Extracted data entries

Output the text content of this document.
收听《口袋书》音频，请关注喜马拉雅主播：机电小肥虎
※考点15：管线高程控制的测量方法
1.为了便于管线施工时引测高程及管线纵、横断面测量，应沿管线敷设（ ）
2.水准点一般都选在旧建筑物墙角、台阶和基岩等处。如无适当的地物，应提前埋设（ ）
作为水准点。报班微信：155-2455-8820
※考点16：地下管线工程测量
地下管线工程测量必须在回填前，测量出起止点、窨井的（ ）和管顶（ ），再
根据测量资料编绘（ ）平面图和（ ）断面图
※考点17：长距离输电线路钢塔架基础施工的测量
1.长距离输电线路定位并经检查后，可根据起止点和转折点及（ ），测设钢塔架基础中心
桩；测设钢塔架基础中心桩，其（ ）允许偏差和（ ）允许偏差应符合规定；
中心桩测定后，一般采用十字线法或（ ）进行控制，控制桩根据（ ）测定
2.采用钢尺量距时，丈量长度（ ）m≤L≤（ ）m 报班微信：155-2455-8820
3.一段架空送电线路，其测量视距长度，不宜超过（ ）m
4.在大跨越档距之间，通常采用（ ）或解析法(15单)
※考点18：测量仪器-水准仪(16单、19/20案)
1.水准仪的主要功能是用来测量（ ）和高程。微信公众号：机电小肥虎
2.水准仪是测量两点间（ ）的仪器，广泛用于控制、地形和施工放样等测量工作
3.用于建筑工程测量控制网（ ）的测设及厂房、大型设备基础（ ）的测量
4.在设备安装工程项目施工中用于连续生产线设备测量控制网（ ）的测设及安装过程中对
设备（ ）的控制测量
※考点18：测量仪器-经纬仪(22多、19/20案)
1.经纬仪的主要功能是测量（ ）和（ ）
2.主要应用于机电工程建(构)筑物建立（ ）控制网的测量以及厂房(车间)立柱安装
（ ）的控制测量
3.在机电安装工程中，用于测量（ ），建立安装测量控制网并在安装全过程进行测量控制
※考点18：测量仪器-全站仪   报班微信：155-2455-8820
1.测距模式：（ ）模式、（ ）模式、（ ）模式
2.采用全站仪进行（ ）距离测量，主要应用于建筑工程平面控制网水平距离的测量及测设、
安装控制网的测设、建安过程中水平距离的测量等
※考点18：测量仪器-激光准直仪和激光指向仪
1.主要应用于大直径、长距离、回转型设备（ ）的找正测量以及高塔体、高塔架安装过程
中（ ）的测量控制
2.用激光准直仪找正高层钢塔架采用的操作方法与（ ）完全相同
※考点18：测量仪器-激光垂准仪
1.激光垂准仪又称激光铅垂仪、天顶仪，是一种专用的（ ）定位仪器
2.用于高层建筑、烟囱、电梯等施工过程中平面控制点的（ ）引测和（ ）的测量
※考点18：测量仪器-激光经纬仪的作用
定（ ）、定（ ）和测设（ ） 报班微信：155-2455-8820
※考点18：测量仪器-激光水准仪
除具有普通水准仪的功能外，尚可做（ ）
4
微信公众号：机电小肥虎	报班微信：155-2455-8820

...

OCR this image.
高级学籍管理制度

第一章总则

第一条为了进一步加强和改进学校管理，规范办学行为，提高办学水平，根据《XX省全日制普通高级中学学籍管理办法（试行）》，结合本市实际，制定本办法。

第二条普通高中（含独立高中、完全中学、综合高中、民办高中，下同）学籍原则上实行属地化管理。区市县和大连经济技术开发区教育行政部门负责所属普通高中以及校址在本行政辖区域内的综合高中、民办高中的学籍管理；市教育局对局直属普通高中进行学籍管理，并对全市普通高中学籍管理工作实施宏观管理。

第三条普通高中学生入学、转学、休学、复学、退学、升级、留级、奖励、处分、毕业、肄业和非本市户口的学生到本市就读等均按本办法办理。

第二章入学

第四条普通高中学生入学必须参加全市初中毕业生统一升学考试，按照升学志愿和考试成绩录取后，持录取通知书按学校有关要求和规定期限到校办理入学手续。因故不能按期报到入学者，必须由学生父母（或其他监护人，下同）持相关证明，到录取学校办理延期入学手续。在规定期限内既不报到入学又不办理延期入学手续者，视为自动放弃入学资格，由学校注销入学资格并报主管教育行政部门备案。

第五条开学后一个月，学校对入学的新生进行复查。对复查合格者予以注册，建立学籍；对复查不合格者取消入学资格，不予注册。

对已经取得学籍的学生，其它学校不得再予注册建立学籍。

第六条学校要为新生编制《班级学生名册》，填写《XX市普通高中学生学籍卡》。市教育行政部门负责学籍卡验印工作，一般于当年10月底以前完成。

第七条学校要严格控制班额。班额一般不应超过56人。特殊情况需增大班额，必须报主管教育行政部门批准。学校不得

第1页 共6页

SET TASK
Identify the lines that hold the word "this". Copy every one of them.

WRITTEN SOLUTION
Output the text content of this document.
OCR this image.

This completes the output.